→ Problem to solve
Please retype the records below exactly, leaving out any pictures.

+++ Data for the task +++

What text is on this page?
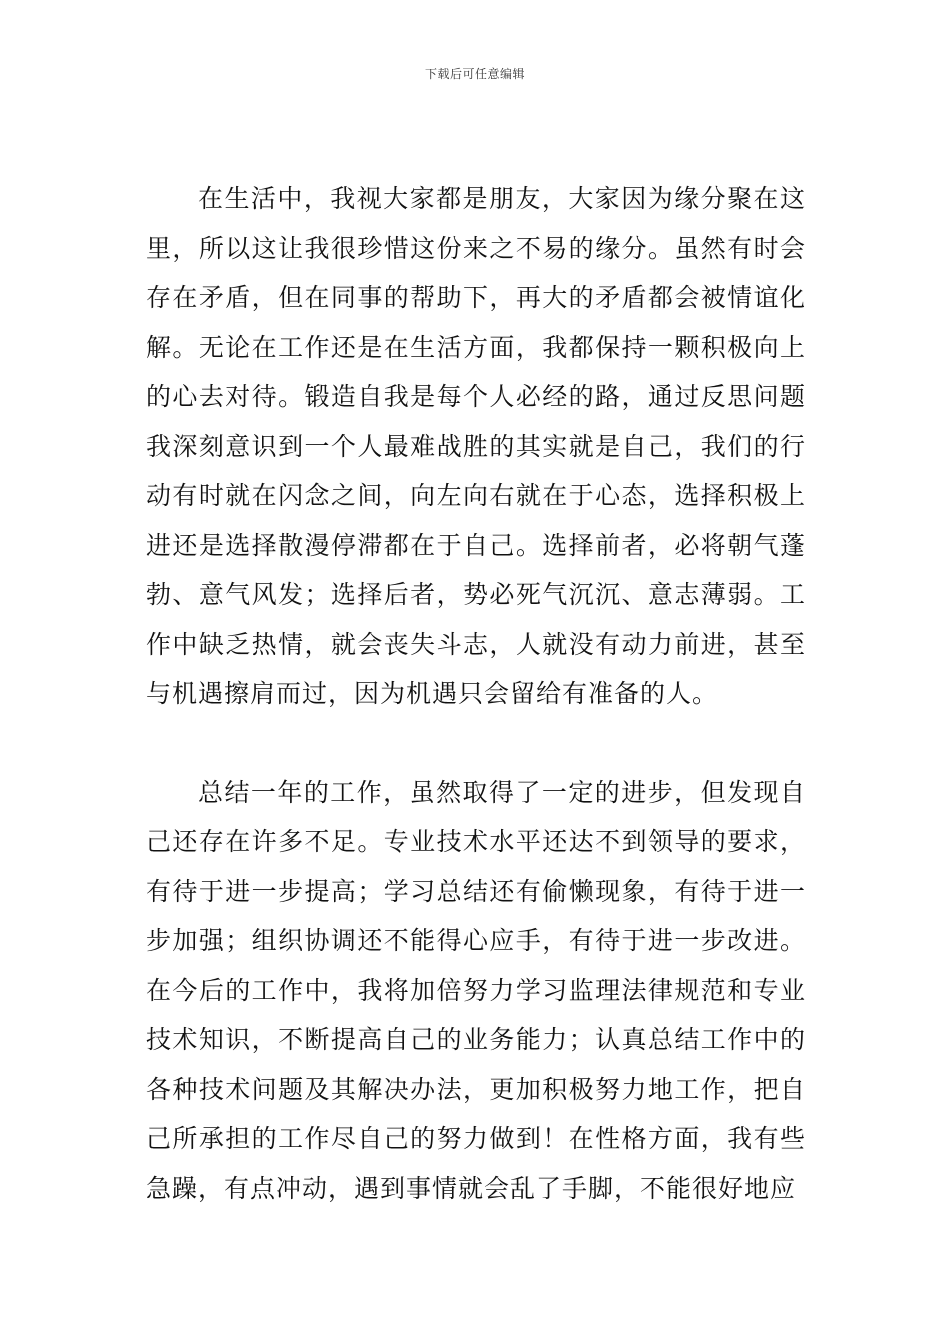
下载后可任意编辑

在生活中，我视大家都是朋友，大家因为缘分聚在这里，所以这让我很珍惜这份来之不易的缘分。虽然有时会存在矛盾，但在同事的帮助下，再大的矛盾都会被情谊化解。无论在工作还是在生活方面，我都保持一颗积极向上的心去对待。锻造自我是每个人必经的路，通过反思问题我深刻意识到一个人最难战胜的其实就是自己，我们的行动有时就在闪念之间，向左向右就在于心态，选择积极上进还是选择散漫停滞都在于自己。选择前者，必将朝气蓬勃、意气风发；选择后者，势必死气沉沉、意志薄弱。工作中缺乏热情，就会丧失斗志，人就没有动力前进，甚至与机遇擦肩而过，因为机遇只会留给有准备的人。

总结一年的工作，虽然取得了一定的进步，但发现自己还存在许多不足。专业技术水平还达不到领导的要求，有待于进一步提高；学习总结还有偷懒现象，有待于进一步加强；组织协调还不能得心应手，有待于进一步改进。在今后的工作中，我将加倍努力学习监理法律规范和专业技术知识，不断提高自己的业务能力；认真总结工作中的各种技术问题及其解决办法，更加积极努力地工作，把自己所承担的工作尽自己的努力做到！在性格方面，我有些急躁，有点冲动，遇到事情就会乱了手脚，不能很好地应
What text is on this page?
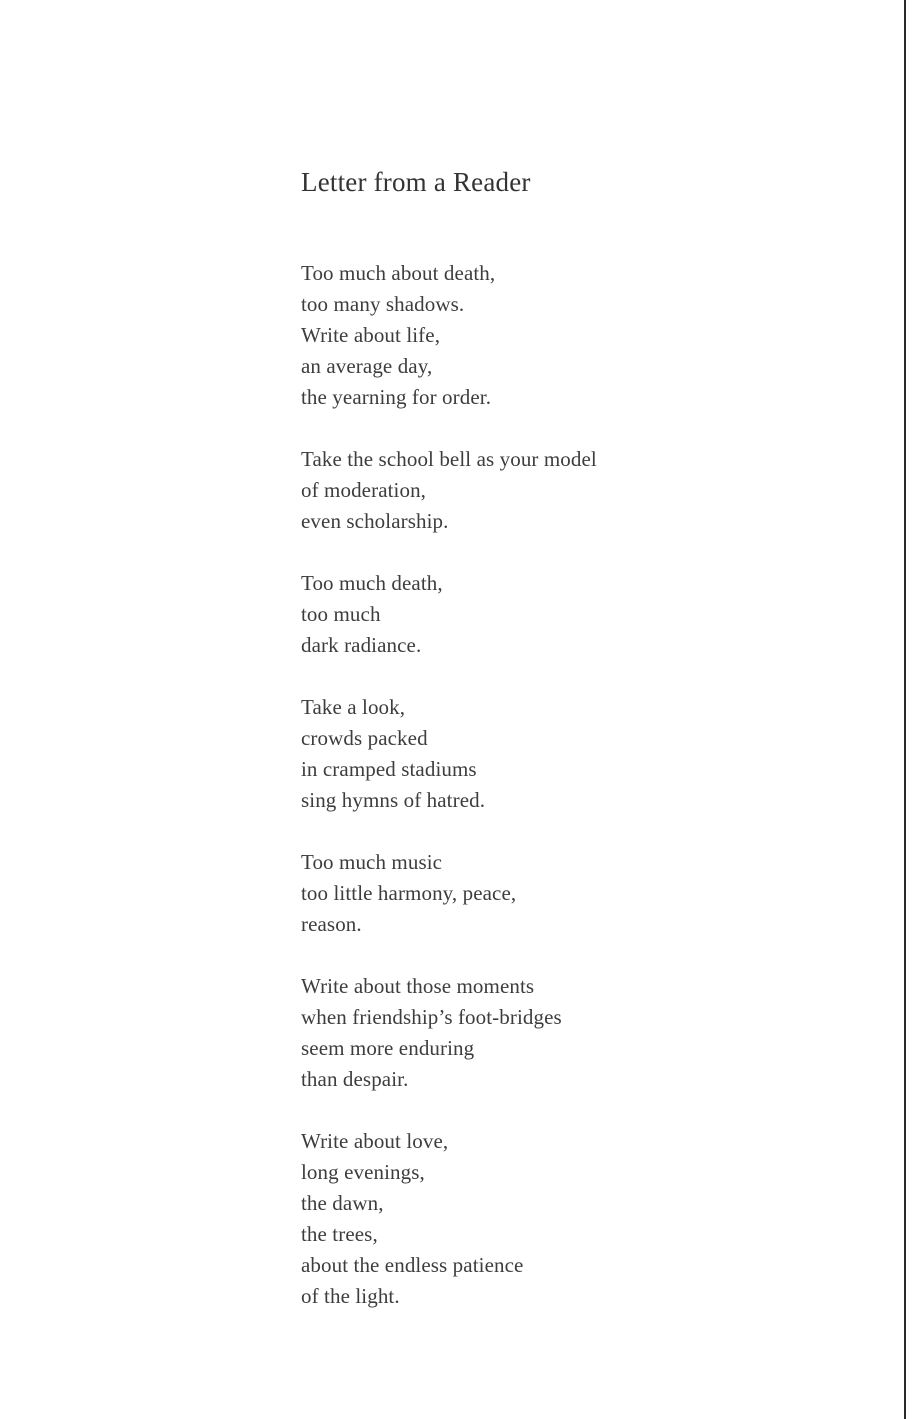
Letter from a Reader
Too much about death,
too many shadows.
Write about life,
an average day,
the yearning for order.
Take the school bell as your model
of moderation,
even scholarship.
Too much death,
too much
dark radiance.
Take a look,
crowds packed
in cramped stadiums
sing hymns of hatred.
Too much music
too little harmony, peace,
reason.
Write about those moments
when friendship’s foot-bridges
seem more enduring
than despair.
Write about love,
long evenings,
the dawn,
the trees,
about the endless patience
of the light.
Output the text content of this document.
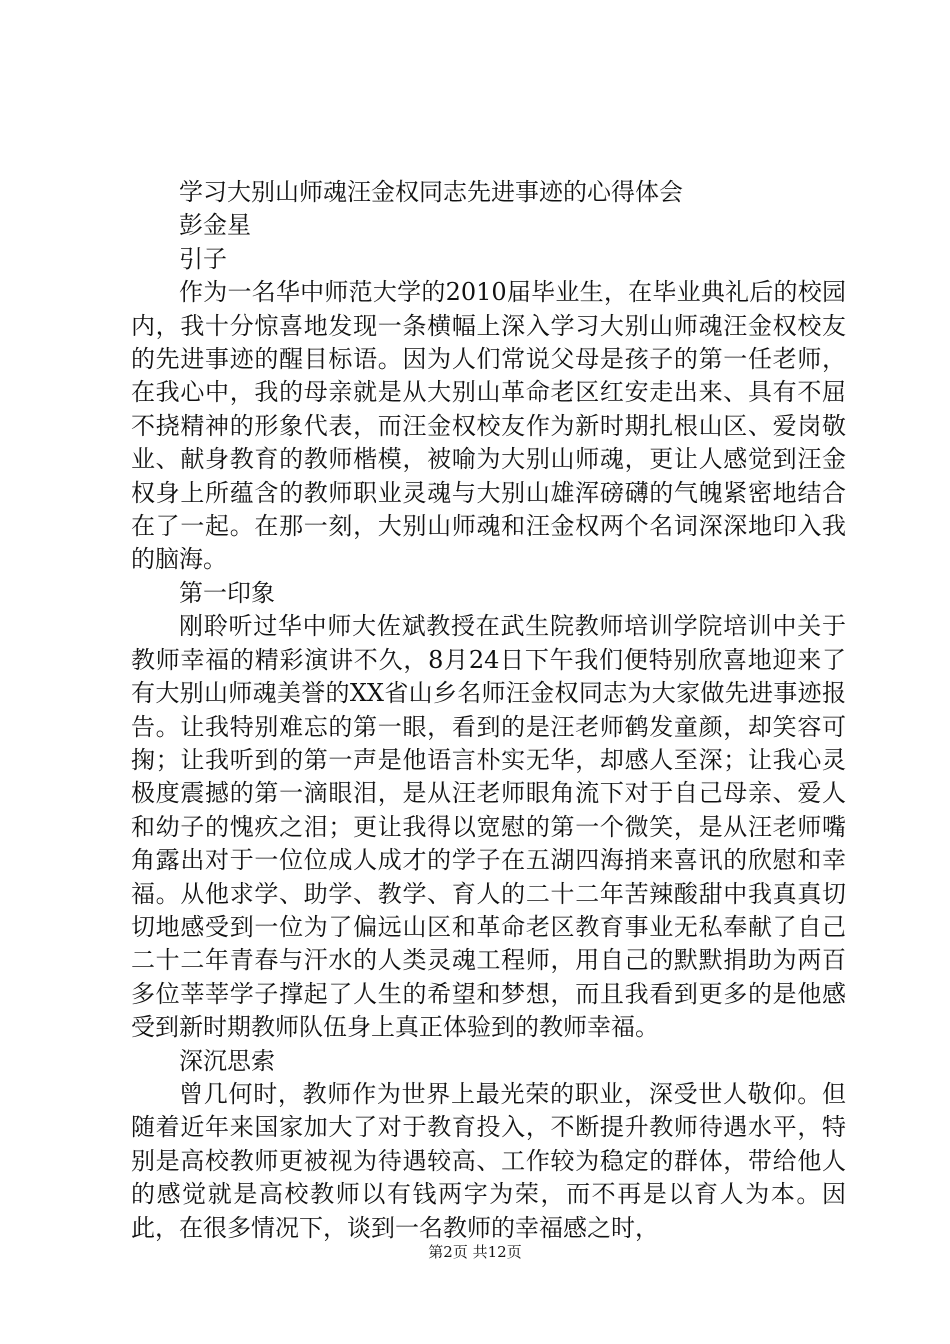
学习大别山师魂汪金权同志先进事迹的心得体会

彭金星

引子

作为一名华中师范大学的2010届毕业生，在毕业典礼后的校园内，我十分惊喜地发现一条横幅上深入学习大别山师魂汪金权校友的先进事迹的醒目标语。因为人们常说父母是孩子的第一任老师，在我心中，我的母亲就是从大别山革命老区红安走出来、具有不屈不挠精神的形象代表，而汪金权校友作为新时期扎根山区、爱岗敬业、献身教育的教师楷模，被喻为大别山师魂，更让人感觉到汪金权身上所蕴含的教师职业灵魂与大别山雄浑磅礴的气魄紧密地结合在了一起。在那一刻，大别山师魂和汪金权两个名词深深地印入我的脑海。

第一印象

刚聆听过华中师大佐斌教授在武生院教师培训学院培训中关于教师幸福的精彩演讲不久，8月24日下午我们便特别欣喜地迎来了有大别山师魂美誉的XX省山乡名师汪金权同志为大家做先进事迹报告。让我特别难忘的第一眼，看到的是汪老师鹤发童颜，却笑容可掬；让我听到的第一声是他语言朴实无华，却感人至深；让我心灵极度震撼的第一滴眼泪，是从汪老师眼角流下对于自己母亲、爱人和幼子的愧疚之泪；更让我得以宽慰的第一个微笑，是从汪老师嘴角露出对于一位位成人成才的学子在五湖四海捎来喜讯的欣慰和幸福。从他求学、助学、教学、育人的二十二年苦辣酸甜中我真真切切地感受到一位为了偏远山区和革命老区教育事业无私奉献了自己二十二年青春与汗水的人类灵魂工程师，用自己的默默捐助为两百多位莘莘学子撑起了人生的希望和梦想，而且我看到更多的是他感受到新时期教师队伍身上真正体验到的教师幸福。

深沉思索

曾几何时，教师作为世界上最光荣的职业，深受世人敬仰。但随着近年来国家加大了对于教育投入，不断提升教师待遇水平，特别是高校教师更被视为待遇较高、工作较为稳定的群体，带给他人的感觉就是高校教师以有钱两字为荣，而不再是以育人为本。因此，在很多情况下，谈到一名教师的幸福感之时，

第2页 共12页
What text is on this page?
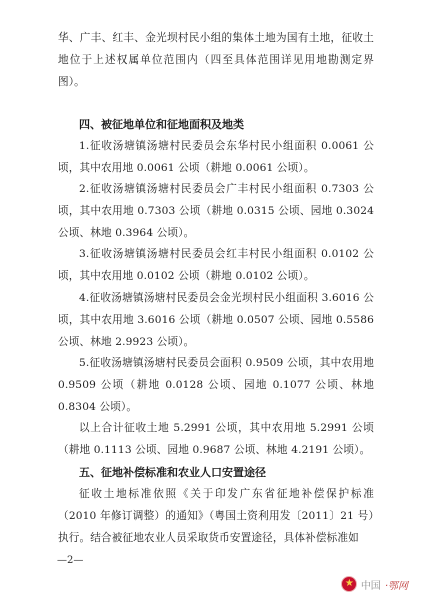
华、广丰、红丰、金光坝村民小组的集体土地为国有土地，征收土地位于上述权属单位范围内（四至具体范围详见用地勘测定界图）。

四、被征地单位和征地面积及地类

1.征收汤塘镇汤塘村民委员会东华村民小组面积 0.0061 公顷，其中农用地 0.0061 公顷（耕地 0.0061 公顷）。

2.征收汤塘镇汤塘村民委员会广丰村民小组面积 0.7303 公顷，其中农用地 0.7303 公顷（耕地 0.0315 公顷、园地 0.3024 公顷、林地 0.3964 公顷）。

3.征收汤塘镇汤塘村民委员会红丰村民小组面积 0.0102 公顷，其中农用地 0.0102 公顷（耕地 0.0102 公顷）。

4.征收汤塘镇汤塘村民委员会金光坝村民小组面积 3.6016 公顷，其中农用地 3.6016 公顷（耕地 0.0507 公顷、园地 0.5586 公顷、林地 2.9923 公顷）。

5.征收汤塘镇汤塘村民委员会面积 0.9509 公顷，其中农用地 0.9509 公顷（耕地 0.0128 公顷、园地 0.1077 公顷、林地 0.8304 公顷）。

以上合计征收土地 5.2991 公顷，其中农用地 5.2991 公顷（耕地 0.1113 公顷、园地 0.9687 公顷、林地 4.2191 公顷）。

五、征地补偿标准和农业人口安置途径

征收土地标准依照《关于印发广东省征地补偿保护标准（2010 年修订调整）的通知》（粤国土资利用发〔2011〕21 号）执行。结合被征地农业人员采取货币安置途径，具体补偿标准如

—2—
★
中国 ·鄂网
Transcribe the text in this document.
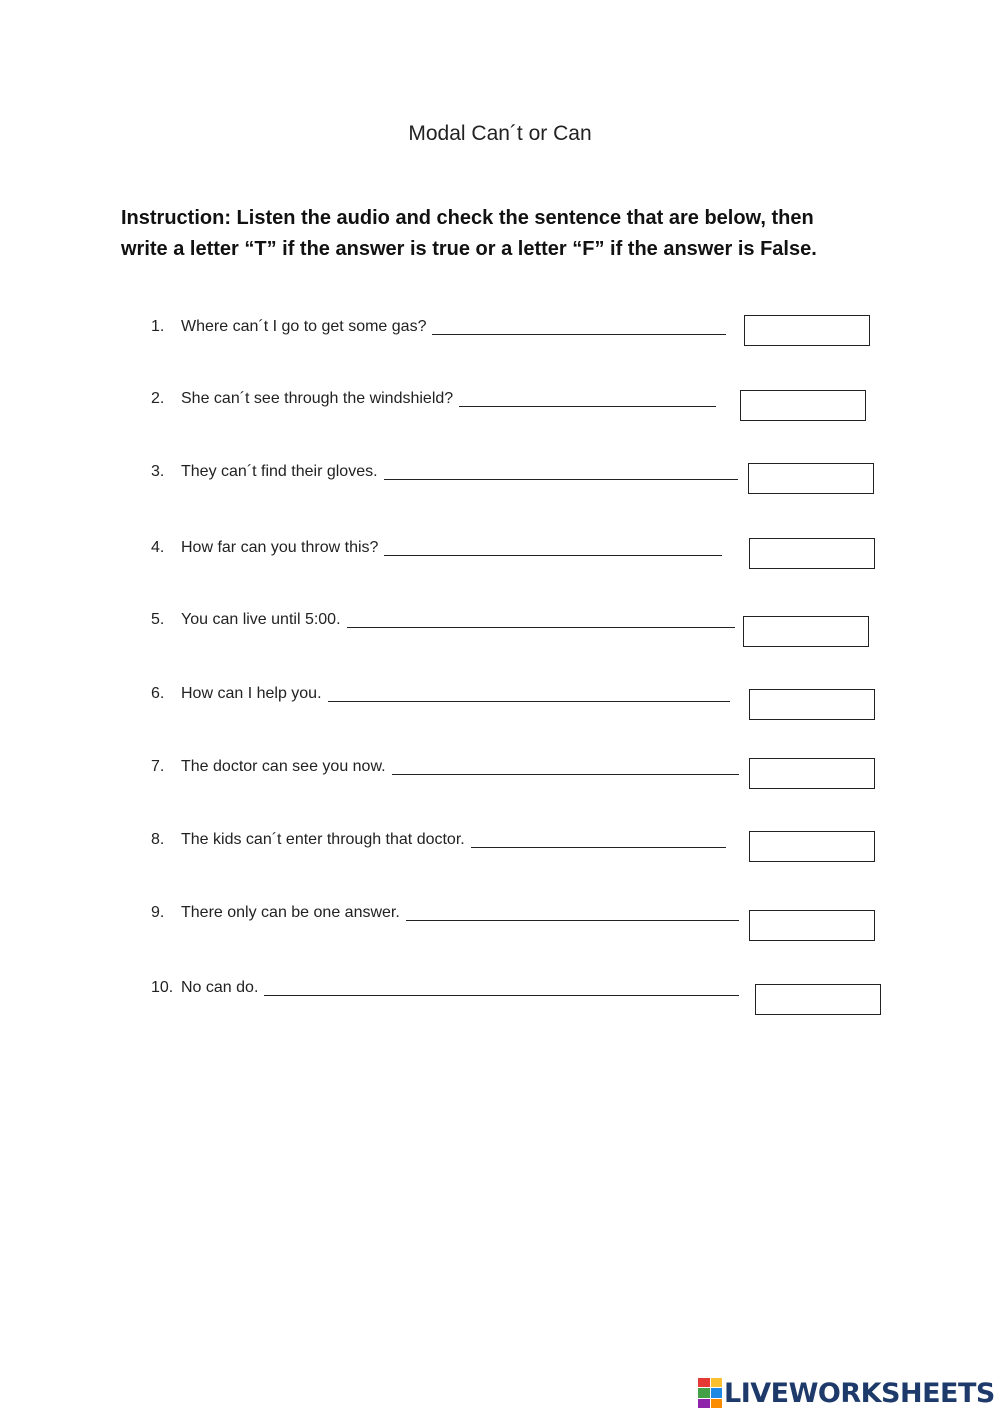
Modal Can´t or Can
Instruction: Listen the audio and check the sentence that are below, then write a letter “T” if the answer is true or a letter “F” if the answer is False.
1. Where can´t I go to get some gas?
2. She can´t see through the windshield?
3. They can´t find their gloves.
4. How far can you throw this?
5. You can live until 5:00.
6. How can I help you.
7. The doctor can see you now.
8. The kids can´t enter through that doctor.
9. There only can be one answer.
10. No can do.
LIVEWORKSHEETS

+++

→ Task response
What text is on this page?
下载后可任意编辑

在生活中，我视大家都是朋友，大家因为缘分聚在这里，所以这让我很珍惜这份来之不易的缘分。虽然有时会存在矛盾，但在同事的帮助下，再大的矛盾都会被情谊化解。无论在工作还是在生活方面，我都保持一颗积极向上的心去对待。锻造自我是每个人必经的路，通过反思问题我深刻意识到一个人最难战胜的其实就是自己，我们的行动有时就在闪念之间，向左向右就在于心态，选择积极上进还是选择散漫停滞都在于自己。选择前者，必将朝气蓬勃、意气风发；选择后者，势必死气沉沉、意志薄弱。工作中缺乏热情，就会丧失斗志，人就没有动力前进，甚至与机遇擦肩而过，因为机遇只会留给有准备的人。

总结一年的工作，虽然取得了一定的进步，但发现自己还存在许多不足。专业技术水平还达不到领导的要求，有待于进一步提高；学习总结还有偷懒现象，有待于进一步加强；组织协调还不能得心应手，有待于进一步改进。在今后的工作中，我将加倍努力学习监理法律规范和专业技术知识，不断提高自己的业务能力；认真总结工作中的各种技术问题及其解决办法，更加积极努力地工作，把自己所承担的工作尽自己的努力做到！在性格方面，我有些急躁，有点冲动，遇到事情就会乱了手脚，不能很好地应
What text is on this page?
Letter from a Reader
Too much about death,
too many shadows.
Write about life,
an average day,
the yearning for order.
Take the school bell as your model
of moderation,
even scholarship.
Too much death,
too much
dark radiance.
Take a look,
crowds packed
in cramped stadiums
sing hymns of hatred.
Too much music
too little harmony, peace,
reason.
Write about those moments
when friendship’s foot-bridges
seem more enduring
than despair.
Write about love,
long evenings,
the dawn,
the trees,
about the endless patience
of the light.
Output the text content of this document.
学习大别山师魂汪金权同志先进事迹的心得体会

彭金星

引子

作为一名华中师范大学的2010届毕业生，在毕业典礼后的校园内，我十分惊喜地发现一条横幅上深入学习大别山师魂汪金权校友的先进事迹的醒目标语。因为人们常说父母是孩子的第一任老师，在我心中，我的母亲就是从大别山革命老区红安走出来、具有不屈不挠精神的形象代表，而汪金权校友作为新时期扎根山区、爱岗敬业、献身教育的教师楷模，被喻为大别山师魂，更让人感觉到汪金权身上所蕴含的教师职业灵魂与大别山雄浑磅礴的气魄紧密地结合在了一起。在那一刻，大别山师魂和汪金权两个名词深深地印入我的脑海。

第一印象

刚聆听过华中师大佐斌教授在武生院教师培训学院培训中关于教师幸福的精彩演讲不久，8月24日下午我们便特别欣喜地迎来了有大别山师魂美誉的XX省山乡名师汪金权同志为大家做先进事迹报告。让我特别难忘的第一眼，看到的是汪老师鹤发童颜，却笑容可掬；让我听到的第一声是他语言朴实无华，却感人至深；让我心灵极度震撼的第一滴眼泪，是从汪老师眼角流下对于自己母亲、爱人和幼子的愧疚之泪；更让我得以宽慰的第一个微笑，是从汪老师嘴角露出对于一位位成人成才的学子在五湖四海捎来喜讯的欣慰和幸福。从他求学、助学、教学、育人的二十二年苦辣酸甜中我真真切切地感受到一位为了偏远山区和革命老区教育事业无私奉献了自己二十二年青春与汗水的人类灵魂工程师，用自己的默默捐助为两百多位莘莘学子撑起了人生的希望和梦想，而且我看到更多的是他感受到新时期教师队伍身上真正体验到的教师幸福。

深沉思索

曾几何时，教师作为世界上最光荣的职业，深受世人敬仰。但随着近年来国家加大了对于教育投入，不断提升教师待遇水平，特别是高校教师更被视为待遇较高、工作较为稳定的群体，带给他人的感觉就是高校教师以有钱两字为荣，而不再是以育人为本。因此，在很多情况下，谈到一名教师的幸福感之时，

第2页 共12页
What text is on this page?
华、广丰、红丰、金光坝村民小组的集体土地为国有土地，征收土地位于上述权属单位范围内（四至具体范围详见用地勘测定界图）。

四、被征地单位和征地面积及地类

1.征收汤塘镇汤塘村民委员会东华村民小组面积 0.0061 公顷，其中农用地 0.0061 公顷（耕地 0.0061 公顷）。

2.征收汤塘镇汤塘村民委员会广丰村民小组面积 0.7303 公顷，其中农用地 0.7303 公顷（耕地 0.0315 公顷、园地 0.3024 公顷、林地 0.3964 公顷）。

3.征收汤塘镇汤塘村民委员会红丰村民小组面积 0.0102 公顷，其中农用地 0.0102 公顷（耕地 0.0102 公顷）。

4.征收汤塘镇汤塘村民委员会金光坝村民小组面积 3.6016 公顷，其中农用地 3.6016 公顷（耕地 0.0507 公顷、园地 0.5586 公顷、林地 2.9923 公顷）。

5.征收汤塘镇汤塘村民委员会面积 0.9509 公顷，其中农用地 0.9509 公顷（耕地 0.0128 公顷、园地 0.1077 公顷、林地 0.8304 公顷）。

以上合计征收土地 5.2991 公顷，其中农用地 5.2991 公顷（耕地 0.1113 公顷、园地 0.9687 公顷、林地 4.2191 公顷）。

五、征地补偿标准和农业人口安置途径

征收土地标准依照《关于印发广东省征地补偿保护标准（2010 年修订调整）的通知》（粤国土资利用发〔2011〕21 号）执行。结合被征地农业人员采取货币安置途径，具体补偿标准如

—2—
★
中国 ·鄂网
Transcribe the text in this document.
Modal Can´t or Can
Instruction: Listen the audio and check the sentence that are below, then write a letter “T” if the answer is true or a letter “F” if the answer is False.
1. Where can´t I go to get some gas?
2. She can´t see through the windshield?
3. They can´t find their gloves.
4. How far can you throw this?
5. You can live until 5:00.
6. How can I help you.
7. The doctor can see you now.
8. The kids can´t enter through that doctor.
9. There only can be one answer.
10. No can do.
LIVEWORKSHEETS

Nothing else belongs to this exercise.